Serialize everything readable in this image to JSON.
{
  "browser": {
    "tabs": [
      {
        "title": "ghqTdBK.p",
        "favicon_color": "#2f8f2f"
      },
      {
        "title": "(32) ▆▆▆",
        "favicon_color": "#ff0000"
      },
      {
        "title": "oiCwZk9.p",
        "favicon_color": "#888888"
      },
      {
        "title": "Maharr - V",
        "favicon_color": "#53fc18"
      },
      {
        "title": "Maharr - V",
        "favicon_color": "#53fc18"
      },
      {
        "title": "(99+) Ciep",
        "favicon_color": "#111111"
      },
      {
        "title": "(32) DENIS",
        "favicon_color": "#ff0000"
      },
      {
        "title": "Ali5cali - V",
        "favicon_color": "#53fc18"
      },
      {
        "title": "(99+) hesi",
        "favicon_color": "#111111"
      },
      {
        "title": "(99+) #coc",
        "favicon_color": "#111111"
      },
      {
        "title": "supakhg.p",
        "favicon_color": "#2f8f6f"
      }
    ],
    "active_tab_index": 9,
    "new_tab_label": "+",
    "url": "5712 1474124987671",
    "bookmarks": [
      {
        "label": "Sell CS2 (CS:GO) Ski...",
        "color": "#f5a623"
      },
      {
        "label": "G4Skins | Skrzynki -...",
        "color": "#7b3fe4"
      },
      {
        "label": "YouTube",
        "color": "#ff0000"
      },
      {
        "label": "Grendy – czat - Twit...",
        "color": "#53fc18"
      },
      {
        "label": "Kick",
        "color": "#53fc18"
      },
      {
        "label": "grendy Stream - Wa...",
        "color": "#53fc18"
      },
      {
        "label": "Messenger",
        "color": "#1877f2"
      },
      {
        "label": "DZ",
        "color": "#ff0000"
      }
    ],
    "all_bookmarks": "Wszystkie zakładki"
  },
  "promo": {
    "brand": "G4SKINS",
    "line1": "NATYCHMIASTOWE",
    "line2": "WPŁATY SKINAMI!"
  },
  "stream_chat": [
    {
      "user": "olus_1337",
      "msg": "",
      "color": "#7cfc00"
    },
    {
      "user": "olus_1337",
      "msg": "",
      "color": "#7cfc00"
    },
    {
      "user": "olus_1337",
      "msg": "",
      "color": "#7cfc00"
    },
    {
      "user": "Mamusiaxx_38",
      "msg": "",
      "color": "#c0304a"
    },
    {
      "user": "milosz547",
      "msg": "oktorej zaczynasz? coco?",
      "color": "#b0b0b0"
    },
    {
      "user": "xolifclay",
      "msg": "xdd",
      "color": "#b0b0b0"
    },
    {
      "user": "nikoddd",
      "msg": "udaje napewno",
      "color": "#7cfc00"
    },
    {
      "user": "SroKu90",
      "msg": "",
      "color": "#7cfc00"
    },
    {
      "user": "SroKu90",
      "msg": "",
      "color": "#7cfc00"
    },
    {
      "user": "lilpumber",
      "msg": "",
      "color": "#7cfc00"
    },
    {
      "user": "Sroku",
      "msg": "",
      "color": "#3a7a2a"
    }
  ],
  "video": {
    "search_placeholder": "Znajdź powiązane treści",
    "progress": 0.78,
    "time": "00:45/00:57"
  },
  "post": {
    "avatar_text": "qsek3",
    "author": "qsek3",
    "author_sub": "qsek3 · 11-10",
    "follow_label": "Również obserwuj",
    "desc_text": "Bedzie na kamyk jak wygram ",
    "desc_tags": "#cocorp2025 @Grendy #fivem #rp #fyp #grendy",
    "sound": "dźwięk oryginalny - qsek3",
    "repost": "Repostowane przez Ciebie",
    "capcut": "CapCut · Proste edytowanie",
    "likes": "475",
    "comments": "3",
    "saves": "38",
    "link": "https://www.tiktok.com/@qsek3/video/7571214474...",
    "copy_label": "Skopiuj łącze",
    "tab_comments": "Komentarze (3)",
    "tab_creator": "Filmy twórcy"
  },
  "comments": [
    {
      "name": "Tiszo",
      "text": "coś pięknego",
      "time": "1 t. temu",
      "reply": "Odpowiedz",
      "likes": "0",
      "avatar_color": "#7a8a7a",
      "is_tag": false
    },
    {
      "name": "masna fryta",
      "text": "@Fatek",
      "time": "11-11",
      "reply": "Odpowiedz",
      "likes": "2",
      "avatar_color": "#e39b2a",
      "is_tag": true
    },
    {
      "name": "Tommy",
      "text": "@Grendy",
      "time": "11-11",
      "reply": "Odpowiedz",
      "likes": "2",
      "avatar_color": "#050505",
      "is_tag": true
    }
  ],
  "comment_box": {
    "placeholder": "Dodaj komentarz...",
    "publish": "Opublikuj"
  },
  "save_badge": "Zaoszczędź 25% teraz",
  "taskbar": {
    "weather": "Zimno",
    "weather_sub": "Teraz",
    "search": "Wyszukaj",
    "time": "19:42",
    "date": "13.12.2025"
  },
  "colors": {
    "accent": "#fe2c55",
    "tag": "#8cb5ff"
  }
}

______________________________

◆ What to work on: Repeat the data precisely, line by line.

◆ Result of this exercise:
Serialize everything readable in this image to JSON.
{
  "browser": {
    "tabs": [
      {
        "title": "ghqTdBK.p",
        "favicon_color": "#2f8f2f"
      },
      {
        "title": "(32) ▆▆▆",
        "favicon_color": "#ff0000"
      },
      {
        "title": "oiCwZk9.p",
        "favicon_color": "#888888"
      },
      {
        "title": "Maharr - V",
        "favicon_color": "#53fc18"
      },
      {
        "title": "Maharr - V",
        "favicon_color": "#53fc18"
      },
      {
        "title": "(99+) Ciep",
        "favicon_color": "#111111"
      },
      {
        "title": "(32) DENIS",
        "favicon_color": "#ff0000"
      },
      {
        "title": "Ali5cali - V",
        "favicon_color": "#53fc18"
      },
      {
        "title": "(99+) hesi",
        "favicon_color": "#111111"
      },
      {
        "title": "(99+) #coc",
        "favicon_color": "#111111"
      },
      {
        "title": "supakhg.p",
        "favicon_color": "#2f8f6f"
      }
    ],
    "active_tab_index": 9,
    "new_tab_label": "+",
    "url": "5712 1474124987671",
    "bookmarks": [
      {
        "label": "Sell CS2 (CS:GO) Ski...",
        "color": "#f5a623"
      },
      {
        "label": "G4Skins | Skrzynki -...",
        "color": "#7b3fe4"
      },
      {
        "label": "YouTube",
        "color": "#ff0000"
      },
      {
        "label": "Grendy – czat - Twit...",
        "color": "#53fc18"
      },
      {
        "label": "Kick",
        "color": "#53fc18"
      },
      {
        "label": "grendy Stream - Wa...",
        "color": "#53fc18"
      },
      {
        "label": "Messenger",
        "color": "#1877f2"
      },
      {
        "label": "DZ",
        "color": "#ff0000"
      }
    ],
    "all_bookmarks": "Wszystkie zakładki"
  },
  "promo": {
    "brand": "G4SKINS",
    "line1": "NATYCHMIASTOWE",
    "line2": "WPŁATY SKINAMI!"
  },
  "stream_chat": [
    {
      "user": "olus_1337",
      "msg": "",
      "color": "#7cfc00"
    },
    {
      "user": "olus_1337",
      "msg": "",
      "color": "#7cfc00"
    },
    {
      "user": "olus_1337",
      "msg": "",
      "color": "#7cfc00"
    },
    {
      "user": "Mamusiaxx_38",
      "msg": "",
      "color": "#c0304a"
    },
    {
      "user": "milosz547",
      "msg": "oktorej zaczynasz? coco?",
      "color": "#b0b0b0"
    },
    {
      "user": "xolifclay",
      "msg": "xdd",
      "color": "#b0b0b0"
    },
    {
      "user": "nikoddd",
      "msg": "udaje napewno",
      "color": "#7cfc00"
    },
    {
      "user": "SroKu90",
      "msg": "",
      "color": "#7cfc00"
    },
    {
      "user": "SroKu90",
      "msg": "",
      "color": "#7cfc00"
    },
    {
      "user": "lilpumber",
      "msg": "",
      "color": "#7cfc00"
    },
    {
      "user": "Sroku",
      "msg": "",
      "color": "#3a7a2a"
    }
  ],
  "video": {
    "search_placeholder": "Znajdź powiązane treści",
    "progress": 0.78,
    "time": "00:45/00:57"
  },
  "post": {
    "avatar_text": "qsek3",
    "author": "qsek3",
    "author_sub": "qsek3 · 11-10",
    "follow_label": "Również obserwuj",
    "desc_text": "Bedzie na kamyk jak wygram ",
    "desc_tags": "#cocorp2025 @Grendy #fivem #rp #fyp #grendy",
    "sound": "dźwięk oryginalny - qsek3",
    "repost": "Repostowane przez Ciebie",
    "capcut": "CapCut · Proste edytowanie",
    "likes": "475",
    "comments": "3",
    "saves": "38",
    "link": "https://www.tiktok.com/@qsek3/video/7571214474...",
    "copy_label": "Skopiuj łącze",
    "tab_comments": "Komentarze (3)",
    "tab_creator": "Filmy twórcy"
  },
  "comments": [
    {
      "name": "Tiszo",
      "text": "coś pięknego",
      "time": "1 t. temu",
      "reply": "Odpowiedz",
      "likes": "0",
      "avatar_color": "#7a8a7a",
      "is_tag": false
    },
    {
      "name": "masna fryta",
      "text": "@Fatek",
      "time": "11-11",
      "reply": "Odpowiedz",
      "likes": "2",
      "avatar_color": "#e39b2a",
      "is_tag": true
    },
    {
      "name": "Tommy",
      "text": "@Grendy",
      "time": "11-11",
      "reply": "Odpowiedz",
      "likes": "2",
      "avatar_color": "#050505",
      "is_tag": true
    }
  ],
  "comment_box": {
    "placeholder": "Dodaj komentarz...",
    "publish": "Opublikuj"
  },
  "save_badge": "Zaoszczędź 25% teraz",
  "taskbar": {
    "weather": "Zimno",
    "weather_sub": "Teraz",
    "search": "Wyszukaj",
    "time": "19:42",
    "date": "13.12.2025"
  },
  "colors": {
    "accent": "#fe2c55",
    "tag": "#8cb5ff"
  }
}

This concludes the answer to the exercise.